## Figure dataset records
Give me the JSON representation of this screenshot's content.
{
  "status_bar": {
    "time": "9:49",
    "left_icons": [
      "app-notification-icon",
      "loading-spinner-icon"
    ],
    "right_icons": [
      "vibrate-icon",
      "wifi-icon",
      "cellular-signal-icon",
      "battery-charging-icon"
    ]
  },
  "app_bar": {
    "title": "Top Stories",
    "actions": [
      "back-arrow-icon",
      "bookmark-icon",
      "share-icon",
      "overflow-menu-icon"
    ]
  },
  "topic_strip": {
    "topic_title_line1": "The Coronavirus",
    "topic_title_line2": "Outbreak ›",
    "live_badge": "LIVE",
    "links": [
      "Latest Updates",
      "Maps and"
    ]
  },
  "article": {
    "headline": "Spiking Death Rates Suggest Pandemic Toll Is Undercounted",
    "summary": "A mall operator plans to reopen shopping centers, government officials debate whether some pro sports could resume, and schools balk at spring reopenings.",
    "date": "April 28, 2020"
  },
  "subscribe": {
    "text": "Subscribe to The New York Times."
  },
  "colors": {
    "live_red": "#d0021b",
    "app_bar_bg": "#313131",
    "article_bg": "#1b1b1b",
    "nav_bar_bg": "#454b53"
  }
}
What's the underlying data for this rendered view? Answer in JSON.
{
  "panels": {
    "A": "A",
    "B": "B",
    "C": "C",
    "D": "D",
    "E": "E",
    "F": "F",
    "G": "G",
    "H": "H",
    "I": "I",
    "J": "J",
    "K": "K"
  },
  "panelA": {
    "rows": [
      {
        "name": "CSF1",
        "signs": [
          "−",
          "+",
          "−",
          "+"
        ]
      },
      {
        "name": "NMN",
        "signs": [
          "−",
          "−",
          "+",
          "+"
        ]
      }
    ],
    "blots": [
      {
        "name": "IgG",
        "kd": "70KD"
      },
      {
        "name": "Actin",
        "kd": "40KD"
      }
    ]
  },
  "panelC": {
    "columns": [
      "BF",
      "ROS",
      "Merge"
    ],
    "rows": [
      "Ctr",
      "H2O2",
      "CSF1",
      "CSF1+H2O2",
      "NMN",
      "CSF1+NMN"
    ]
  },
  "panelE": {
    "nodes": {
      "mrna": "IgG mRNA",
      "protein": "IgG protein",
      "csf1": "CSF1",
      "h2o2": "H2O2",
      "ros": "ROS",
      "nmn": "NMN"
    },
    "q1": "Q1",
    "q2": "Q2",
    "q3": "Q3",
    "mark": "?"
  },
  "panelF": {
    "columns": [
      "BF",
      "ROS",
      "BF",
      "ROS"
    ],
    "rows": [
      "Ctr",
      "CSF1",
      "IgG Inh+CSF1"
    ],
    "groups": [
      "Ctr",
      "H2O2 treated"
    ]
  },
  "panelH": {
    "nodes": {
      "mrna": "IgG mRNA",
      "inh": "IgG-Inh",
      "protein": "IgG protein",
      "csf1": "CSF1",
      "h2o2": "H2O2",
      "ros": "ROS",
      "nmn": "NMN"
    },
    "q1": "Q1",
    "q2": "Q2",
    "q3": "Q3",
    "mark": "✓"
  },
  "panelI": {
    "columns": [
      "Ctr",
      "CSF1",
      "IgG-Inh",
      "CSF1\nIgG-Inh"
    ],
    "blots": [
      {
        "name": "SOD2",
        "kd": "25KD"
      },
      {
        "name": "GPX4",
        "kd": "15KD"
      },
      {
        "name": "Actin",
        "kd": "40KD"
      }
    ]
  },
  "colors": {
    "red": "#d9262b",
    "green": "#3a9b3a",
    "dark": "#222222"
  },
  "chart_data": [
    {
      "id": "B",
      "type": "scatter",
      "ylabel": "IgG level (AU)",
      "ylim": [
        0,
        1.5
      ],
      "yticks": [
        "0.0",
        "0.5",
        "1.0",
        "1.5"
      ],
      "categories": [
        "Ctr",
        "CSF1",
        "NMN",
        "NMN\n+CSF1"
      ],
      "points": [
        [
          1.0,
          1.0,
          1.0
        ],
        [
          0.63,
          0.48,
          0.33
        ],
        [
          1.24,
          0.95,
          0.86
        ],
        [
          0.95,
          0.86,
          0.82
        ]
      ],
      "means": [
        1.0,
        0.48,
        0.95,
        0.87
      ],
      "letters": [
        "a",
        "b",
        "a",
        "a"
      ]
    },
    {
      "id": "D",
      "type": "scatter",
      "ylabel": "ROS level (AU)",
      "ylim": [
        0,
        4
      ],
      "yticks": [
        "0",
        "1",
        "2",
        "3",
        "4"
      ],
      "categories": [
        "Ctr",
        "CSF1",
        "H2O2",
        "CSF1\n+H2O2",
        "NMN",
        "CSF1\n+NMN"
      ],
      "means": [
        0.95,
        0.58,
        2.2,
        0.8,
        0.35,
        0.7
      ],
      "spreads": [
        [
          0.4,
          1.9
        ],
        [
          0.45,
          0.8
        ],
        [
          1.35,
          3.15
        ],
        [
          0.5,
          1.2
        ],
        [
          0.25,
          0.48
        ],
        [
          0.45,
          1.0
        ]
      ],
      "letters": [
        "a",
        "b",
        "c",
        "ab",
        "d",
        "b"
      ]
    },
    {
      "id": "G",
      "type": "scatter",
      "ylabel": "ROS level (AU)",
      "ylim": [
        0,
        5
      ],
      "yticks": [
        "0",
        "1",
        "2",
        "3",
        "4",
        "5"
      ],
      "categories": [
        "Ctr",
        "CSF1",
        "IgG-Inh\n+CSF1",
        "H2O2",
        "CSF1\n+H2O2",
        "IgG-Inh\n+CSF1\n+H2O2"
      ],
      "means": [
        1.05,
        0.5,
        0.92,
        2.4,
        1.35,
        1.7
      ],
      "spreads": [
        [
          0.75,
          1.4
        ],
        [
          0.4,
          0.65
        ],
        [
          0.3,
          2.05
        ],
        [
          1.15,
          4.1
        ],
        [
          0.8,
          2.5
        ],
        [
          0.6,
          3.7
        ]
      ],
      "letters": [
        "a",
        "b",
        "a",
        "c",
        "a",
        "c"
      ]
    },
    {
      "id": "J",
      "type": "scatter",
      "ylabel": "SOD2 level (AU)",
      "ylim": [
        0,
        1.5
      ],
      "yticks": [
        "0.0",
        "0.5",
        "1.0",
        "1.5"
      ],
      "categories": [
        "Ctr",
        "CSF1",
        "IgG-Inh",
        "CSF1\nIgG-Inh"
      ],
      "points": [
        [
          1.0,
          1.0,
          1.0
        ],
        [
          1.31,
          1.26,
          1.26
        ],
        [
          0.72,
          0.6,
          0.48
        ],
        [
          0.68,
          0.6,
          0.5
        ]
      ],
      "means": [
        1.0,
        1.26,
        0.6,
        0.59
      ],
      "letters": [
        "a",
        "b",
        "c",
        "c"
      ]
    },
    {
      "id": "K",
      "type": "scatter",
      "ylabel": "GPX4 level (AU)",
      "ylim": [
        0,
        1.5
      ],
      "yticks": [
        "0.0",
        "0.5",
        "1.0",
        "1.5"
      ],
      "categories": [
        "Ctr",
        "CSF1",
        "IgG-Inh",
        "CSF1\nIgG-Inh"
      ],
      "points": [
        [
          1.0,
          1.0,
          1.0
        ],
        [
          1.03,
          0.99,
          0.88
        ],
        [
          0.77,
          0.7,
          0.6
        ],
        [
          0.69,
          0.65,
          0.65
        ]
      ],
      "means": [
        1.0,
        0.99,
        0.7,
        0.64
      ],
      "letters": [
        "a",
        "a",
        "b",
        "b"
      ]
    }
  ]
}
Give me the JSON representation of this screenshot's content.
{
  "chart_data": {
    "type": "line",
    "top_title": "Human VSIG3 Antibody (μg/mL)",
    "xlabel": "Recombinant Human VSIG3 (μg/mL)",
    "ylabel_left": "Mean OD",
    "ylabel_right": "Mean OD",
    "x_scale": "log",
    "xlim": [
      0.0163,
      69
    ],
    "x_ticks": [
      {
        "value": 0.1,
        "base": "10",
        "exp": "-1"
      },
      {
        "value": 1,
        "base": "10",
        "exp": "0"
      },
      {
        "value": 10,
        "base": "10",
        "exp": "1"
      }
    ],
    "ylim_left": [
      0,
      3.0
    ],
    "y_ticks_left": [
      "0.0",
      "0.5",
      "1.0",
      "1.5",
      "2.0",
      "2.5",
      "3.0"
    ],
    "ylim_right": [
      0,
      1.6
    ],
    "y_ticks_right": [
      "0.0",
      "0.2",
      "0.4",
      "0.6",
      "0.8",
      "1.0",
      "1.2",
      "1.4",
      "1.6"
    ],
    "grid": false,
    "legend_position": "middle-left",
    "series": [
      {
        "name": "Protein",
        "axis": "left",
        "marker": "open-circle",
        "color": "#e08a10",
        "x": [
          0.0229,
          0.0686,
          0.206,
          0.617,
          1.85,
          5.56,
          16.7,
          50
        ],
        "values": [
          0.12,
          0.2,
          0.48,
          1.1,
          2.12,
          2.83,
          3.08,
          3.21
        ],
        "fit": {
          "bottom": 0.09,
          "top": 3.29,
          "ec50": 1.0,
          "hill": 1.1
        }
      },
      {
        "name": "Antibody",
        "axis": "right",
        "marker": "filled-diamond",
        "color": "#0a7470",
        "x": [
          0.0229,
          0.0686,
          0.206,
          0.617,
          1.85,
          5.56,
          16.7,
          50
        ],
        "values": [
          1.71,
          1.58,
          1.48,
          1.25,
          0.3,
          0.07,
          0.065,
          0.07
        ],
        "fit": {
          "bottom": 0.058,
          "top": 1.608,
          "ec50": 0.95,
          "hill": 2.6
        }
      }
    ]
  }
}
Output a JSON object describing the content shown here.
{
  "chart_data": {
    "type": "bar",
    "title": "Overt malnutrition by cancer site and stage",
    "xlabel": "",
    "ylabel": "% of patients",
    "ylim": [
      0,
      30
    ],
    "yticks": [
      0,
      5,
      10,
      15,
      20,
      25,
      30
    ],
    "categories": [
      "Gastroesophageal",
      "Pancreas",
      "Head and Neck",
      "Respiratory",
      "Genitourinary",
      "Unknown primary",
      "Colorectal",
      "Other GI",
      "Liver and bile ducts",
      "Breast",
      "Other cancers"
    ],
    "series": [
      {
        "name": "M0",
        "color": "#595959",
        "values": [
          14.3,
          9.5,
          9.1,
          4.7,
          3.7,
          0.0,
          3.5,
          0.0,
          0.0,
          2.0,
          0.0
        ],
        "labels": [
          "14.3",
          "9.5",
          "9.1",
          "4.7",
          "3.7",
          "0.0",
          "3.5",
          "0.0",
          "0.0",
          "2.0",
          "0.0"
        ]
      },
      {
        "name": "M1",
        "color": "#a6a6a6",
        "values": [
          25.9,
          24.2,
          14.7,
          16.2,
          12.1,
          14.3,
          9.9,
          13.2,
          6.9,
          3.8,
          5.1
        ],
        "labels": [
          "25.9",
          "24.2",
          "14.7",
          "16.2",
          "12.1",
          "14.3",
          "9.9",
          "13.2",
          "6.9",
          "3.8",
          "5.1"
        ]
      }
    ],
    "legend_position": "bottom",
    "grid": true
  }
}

## Task objective
All lines in the records that contain "marker" are to be copied and returned.

## Response to the task
        "marker": "open-circle",
        "marker": "filled-diamond",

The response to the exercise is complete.